ЦИТИРУЕМЫЙ ФРАГМЕНТ
══════

ТЕОРИЯ И ИСТОРИЯ ХОРЕОГРАФИЧЕСКОГО ИСКУССТВА
УДК 7.071.1, 7.072.2, 792.8
БАЛЕТ «РАПСОДИЯ» В ПОСТАНОВКЕ ФРЕДЕРИКА АШТОНА И ЕГО ПРЕДШЕСТВЕННИКОВ
Дудина М. КЛ 2
1 Санкт-Петербургская государственная консерватория имени Н. А. Римского-Корсакова, ул. Глинки, д. 2, Санкт-Петербург, 190000, Россия
2 Академия Русского балета имени А. Я. Вагановой, ул. Зодчего Росси, д. 2, Санкт-Петербург, 191023, Россия.
Премьера балета «Рапсодия» в постановке Фредерика Аштона состоялась в 1980 году по случаю восьмидесятилетнего юбилея Королевы-матери. Балет был поставлен на музыку «Рапсодии на темы Паганини» С. В. Рахманинова и был создан специально для Михаила Барышникова. Спектакль представляет собой бессюжетный опус, основанный композиционно на музыкальной структуре. Наличие двух контрастных символических тем открывало для балетмейстера изобилие возможностей для противопоставления. Аштон противопоставил солиста ансамблю, русскую школу классического танца — английской системе. Первая ассоциируется в мире с незыблемой традицией, вторая олицетворяет нарождение нового, экспериментального.

══════

(Строки разметки)
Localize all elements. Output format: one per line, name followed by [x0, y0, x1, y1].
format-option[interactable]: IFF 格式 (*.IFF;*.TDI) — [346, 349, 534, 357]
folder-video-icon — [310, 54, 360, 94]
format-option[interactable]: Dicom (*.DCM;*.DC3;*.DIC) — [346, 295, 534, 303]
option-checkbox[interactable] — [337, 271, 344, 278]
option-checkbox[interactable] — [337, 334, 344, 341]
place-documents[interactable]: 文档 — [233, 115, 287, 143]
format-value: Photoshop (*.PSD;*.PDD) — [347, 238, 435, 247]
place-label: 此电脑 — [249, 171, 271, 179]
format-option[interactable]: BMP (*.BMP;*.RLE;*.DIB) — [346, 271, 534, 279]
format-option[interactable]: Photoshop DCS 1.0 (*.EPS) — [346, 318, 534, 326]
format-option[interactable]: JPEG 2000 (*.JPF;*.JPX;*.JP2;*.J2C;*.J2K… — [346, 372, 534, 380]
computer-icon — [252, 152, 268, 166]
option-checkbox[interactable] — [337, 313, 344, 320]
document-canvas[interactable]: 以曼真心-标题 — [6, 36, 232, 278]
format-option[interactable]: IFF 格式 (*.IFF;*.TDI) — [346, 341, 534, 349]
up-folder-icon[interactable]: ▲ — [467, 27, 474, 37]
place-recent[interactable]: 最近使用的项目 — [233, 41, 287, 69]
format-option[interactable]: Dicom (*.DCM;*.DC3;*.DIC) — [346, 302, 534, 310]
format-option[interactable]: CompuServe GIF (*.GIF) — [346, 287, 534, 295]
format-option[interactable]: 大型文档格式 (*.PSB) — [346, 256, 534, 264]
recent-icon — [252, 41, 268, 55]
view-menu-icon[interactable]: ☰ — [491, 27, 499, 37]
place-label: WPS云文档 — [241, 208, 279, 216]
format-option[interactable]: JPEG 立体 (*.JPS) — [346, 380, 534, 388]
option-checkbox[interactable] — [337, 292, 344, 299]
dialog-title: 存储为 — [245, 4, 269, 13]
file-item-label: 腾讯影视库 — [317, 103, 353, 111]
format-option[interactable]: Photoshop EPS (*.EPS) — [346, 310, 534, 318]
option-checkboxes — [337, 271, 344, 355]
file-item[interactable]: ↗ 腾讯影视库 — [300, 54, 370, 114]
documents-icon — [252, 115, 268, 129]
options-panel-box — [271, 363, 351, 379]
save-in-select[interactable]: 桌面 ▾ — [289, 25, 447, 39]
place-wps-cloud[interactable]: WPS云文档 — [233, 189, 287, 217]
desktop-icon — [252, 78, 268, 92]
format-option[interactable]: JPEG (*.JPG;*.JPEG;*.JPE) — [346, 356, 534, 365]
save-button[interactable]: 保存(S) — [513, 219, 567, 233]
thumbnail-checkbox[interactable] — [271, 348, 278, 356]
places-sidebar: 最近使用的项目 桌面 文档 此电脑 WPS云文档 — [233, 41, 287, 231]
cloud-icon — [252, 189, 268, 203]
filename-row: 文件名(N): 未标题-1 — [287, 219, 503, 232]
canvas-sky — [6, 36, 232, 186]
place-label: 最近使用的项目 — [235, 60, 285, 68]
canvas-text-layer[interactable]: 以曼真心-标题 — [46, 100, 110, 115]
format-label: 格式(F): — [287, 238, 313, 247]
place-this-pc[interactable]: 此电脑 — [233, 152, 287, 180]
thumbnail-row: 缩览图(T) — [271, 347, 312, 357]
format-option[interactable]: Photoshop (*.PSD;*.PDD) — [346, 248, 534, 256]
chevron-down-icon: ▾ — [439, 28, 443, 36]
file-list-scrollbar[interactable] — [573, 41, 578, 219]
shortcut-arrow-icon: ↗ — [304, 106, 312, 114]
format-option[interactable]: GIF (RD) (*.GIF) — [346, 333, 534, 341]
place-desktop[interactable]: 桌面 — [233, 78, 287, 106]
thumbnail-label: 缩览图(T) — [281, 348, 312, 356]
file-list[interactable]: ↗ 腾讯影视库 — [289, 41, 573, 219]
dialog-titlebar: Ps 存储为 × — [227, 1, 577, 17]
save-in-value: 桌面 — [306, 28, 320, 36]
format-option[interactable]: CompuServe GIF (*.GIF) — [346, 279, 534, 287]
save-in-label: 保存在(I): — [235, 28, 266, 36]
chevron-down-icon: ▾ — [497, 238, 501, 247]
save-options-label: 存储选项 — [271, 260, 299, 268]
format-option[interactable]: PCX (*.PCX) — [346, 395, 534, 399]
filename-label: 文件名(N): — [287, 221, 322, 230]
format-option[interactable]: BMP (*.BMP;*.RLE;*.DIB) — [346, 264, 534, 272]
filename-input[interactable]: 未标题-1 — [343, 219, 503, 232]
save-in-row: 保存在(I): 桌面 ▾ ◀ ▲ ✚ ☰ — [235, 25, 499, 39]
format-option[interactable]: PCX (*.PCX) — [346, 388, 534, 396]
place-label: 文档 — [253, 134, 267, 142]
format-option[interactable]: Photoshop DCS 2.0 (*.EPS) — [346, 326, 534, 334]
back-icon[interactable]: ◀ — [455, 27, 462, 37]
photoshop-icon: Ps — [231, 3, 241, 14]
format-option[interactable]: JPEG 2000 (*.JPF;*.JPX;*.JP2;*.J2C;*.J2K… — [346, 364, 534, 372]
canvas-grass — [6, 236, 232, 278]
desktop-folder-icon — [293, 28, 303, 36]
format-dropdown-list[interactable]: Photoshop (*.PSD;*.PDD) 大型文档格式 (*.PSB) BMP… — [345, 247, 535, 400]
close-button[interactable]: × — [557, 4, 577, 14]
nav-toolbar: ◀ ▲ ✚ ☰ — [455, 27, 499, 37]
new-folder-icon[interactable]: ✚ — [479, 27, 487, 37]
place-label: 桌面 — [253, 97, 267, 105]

══════

ЗАДАНИЯ К ТЕКСТУ
A: Извлеките из текста о балете «Рапсодия» фрагмент от слов «ТЕОРИЯ И ИСТОРИЯ» до слов «Санкт-Петербург, 191023, Россия.» включительно.
B: Для какого танцовщика, согласно тексту о балете «Рапсодия», Фредерик Аштон создал этот спектакль?

РЕЗУЛЬТАТЫ
A:
ТЕОРИЯ И ИСТОРИЯ ХОРЕОГРАФИЧЕСКОГО ИСКУССТВА
УДК 7.071.1, 7.072.2, 792.8
БАЛЕТ «РАПСОДИЯ» В ПОСТАНОВКЕ ФРЕДЕРИКА АШТОНА И ЕГО ПРЕДШЕСТВЕННИКОВ
Дудина М. КЛ 2
1 Санкт-Петербургская государственная консерватория имени Н. А. Римского-Корсакова, ул. Глинки, д. 2, Санкт-Петербург, 190000, Россия
2 Академия Русского балета имени А. Я. Вагановой, ул. Зодчего Росси, д. 2, Санкт-Петербург, 191023, Россия.

B: Для Михаила Барышникова.